### MATERIAL
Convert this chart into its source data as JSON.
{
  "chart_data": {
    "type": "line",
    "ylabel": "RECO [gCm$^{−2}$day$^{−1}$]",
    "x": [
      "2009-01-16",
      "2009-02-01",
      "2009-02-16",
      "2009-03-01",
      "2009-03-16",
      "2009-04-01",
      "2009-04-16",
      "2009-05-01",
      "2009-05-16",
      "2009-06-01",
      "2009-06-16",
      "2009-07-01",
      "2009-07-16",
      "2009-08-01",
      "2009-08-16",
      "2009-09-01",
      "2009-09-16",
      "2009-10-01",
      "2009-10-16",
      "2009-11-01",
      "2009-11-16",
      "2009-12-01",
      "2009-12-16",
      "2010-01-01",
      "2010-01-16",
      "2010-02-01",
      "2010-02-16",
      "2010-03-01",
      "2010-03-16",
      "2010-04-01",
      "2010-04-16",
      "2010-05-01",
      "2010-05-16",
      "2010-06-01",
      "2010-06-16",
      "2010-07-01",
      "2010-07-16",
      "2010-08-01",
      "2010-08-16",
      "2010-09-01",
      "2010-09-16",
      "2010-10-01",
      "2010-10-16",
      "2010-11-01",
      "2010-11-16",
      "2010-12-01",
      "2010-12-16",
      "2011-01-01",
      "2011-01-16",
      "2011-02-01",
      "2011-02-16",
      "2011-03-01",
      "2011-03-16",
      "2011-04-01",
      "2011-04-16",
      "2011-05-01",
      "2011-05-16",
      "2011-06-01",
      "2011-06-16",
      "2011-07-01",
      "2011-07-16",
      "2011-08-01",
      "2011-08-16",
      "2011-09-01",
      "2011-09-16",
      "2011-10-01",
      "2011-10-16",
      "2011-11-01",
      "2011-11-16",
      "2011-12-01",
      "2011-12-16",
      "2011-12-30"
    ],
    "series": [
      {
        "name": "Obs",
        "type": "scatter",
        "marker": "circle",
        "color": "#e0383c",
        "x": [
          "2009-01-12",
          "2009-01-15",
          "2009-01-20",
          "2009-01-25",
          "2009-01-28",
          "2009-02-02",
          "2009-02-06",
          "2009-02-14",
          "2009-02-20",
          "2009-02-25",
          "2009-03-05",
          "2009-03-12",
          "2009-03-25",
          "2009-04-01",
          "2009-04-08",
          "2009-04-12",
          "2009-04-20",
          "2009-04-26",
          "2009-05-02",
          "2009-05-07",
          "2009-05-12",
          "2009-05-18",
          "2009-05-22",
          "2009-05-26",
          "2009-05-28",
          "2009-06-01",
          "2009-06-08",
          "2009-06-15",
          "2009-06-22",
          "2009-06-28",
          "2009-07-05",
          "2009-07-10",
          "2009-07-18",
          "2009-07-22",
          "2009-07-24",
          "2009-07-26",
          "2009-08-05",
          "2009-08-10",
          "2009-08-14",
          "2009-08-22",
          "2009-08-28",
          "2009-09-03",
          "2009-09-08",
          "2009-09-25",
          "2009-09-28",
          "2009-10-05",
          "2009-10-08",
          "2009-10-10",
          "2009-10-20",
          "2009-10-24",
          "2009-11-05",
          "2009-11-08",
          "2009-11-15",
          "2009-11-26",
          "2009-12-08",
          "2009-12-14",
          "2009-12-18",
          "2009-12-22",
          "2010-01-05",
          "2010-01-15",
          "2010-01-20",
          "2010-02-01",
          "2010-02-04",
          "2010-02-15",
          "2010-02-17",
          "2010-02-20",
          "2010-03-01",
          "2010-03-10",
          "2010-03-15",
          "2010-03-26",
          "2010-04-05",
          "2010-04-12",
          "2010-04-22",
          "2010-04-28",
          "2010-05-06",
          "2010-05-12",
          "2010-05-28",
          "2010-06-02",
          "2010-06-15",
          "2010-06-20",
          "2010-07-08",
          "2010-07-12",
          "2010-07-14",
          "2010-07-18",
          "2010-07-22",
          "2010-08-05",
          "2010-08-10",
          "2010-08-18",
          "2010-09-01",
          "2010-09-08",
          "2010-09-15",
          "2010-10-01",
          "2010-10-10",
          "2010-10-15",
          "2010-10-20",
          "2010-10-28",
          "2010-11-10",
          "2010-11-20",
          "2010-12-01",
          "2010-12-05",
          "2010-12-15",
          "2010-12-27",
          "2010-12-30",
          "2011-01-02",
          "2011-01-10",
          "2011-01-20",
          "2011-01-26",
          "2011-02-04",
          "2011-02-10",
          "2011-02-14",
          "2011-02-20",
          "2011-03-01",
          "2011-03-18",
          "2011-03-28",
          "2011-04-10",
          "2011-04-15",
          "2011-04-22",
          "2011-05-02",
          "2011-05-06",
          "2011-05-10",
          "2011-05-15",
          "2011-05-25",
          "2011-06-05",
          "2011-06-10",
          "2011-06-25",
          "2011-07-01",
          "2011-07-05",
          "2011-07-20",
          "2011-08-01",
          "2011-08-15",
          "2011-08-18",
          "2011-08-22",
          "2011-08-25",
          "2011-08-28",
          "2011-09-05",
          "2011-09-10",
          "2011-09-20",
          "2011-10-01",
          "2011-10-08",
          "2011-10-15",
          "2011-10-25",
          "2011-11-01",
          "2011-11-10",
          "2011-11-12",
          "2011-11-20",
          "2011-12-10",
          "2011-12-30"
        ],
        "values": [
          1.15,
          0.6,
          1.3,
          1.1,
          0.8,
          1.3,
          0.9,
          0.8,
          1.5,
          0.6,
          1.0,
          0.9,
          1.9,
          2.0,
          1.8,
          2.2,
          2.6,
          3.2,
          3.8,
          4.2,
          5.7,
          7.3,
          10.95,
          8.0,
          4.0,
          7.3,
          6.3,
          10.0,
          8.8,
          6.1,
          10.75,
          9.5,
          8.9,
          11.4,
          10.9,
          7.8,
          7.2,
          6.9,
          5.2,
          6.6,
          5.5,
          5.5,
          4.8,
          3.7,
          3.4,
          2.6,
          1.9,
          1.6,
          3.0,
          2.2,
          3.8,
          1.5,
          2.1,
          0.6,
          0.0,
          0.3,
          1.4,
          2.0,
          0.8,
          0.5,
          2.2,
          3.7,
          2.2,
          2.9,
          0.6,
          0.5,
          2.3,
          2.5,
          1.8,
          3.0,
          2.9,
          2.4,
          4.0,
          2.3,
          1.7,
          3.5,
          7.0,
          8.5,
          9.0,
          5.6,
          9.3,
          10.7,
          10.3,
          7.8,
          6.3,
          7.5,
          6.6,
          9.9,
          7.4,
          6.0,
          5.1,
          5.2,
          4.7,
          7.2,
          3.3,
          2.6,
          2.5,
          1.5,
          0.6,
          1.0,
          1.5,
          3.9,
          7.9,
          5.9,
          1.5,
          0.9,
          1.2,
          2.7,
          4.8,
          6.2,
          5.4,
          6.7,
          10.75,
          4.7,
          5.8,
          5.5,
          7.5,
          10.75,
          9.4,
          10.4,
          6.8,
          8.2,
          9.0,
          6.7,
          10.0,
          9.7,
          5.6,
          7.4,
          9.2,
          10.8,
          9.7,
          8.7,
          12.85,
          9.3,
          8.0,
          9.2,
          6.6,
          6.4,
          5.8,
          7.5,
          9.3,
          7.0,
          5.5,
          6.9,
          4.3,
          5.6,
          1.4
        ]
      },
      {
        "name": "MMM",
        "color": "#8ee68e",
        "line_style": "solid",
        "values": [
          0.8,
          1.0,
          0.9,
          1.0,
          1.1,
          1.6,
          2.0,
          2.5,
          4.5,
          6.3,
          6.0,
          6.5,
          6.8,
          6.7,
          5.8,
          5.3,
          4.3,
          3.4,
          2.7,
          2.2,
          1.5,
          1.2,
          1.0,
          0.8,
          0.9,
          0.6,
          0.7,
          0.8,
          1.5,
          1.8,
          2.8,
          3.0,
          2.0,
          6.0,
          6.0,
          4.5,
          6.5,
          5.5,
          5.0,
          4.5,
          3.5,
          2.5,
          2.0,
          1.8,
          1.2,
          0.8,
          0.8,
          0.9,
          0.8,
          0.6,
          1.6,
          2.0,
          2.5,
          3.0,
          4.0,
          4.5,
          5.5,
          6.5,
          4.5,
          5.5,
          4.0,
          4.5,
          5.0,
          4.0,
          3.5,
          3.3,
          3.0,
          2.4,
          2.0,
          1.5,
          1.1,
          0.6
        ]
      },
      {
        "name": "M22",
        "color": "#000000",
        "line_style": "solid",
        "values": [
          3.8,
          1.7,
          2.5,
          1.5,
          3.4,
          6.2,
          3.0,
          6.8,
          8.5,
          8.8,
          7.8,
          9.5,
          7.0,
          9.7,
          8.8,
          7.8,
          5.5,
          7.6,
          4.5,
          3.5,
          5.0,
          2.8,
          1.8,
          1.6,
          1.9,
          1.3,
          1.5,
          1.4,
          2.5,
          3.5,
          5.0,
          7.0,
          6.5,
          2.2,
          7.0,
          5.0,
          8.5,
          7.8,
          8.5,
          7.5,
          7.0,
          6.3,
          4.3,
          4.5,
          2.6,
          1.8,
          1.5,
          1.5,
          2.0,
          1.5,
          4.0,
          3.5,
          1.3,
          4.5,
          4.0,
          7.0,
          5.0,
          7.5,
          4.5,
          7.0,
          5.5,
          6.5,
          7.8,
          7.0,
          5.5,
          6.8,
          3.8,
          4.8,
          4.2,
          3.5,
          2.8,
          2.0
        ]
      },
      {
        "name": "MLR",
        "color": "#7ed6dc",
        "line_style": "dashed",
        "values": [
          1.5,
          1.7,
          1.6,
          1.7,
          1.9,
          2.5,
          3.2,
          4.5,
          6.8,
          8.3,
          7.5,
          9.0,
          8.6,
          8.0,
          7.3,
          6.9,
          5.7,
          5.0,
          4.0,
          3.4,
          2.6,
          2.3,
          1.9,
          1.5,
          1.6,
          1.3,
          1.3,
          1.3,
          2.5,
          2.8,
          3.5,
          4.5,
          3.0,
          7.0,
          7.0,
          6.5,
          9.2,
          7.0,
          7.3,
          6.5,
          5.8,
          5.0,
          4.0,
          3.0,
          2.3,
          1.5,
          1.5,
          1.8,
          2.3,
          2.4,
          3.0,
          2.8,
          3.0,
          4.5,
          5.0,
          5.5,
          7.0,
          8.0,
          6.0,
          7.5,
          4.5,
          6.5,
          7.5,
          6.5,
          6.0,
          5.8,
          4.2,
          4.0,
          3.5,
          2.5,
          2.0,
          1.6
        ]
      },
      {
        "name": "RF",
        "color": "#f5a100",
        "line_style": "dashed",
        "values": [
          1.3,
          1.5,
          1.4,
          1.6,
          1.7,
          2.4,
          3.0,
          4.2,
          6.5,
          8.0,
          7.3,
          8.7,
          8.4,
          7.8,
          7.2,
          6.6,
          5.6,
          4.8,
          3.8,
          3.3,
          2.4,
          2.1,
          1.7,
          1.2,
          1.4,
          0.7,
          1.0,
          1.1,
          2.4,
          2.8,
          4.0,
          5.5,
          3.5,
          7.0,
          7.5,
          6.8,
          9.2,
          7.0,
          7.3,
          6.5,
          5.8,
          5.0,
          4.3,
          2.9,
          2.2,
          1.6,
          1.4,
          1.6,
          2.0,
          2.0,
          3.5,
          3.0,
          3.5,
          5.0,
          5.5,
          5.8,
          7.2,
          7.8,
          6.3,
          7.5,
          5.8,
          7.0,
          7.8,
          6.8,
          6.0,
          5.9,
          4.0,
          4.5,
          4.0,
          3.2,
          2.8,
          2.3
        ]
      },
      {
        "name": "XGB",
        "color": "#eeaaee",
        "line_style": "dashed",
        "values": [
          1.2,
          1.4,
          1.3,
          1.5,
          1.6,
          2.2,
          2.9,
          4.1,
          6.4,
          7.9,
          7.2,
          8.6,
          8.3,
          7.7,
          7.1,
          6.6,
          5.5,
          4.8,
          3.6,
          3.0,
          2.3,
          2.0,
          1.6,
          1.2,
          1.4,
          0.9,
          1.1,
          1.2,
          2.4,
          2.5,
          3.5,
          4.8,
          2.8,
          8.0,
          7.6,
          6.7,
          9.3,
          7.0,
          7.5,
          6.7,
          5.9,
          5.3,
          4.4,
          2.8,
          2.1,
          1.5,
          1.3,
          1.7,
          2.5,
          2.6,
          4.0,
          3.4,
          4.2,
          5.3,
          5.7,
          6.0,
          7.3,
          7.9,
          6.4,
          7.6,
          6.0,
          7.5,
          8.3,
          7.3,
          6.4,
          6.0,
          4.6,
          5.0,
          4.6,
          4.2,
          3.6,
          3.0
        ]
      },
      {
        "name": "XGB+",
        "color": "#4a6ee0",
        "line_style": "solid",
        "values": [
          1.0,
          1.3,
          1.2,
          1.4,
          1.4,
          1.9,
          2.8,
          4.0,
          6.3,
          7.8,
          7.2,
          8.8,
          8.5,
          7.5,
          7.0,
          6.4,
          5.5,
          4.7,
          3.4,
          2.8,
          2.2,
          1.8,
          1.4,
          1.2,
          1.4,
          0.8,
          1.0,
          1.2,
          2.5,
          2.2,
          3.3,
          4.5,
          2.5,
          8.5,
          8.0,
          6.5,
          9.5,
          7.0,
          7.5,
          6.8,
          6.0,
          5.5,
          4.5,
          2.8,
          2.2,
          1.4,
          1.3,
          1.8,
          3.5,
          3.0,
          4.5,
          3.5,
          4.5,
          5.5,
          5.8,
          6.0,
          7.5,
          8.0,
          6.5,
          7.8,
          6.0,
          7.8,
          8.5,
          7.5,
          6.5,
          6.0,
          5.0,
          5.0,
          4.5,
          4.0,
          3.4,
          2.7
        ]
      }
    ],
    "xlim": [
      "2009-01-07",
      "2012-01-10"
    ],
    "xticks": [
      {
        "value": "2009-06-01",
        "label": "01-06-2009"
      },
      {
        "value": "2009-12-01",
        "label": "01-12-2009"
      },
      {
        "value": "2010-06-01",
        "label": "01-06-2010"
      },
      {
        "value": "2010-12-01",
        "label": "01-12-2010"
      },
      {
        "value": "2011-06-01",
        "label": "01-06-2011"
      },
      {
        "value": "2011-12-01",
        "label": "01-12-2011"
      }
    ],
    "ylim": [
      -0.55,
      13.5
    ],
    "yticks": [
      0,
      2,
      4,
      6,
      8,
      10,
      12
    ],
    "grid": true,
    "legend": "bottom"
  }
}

### DIRECTIONS FOR THIS TASK
Filter the entries and copy out every line with the word "color".

### OUTPUT OF THE EXERCISE
        "color": "#e0383c",
        "color": "#8ee68e",
        "color": "#000000",
        "color": "#7ed6dc",
        "color": "#f5a100",
        "color": "#eeaaee",
        "color": "#4a6ee0",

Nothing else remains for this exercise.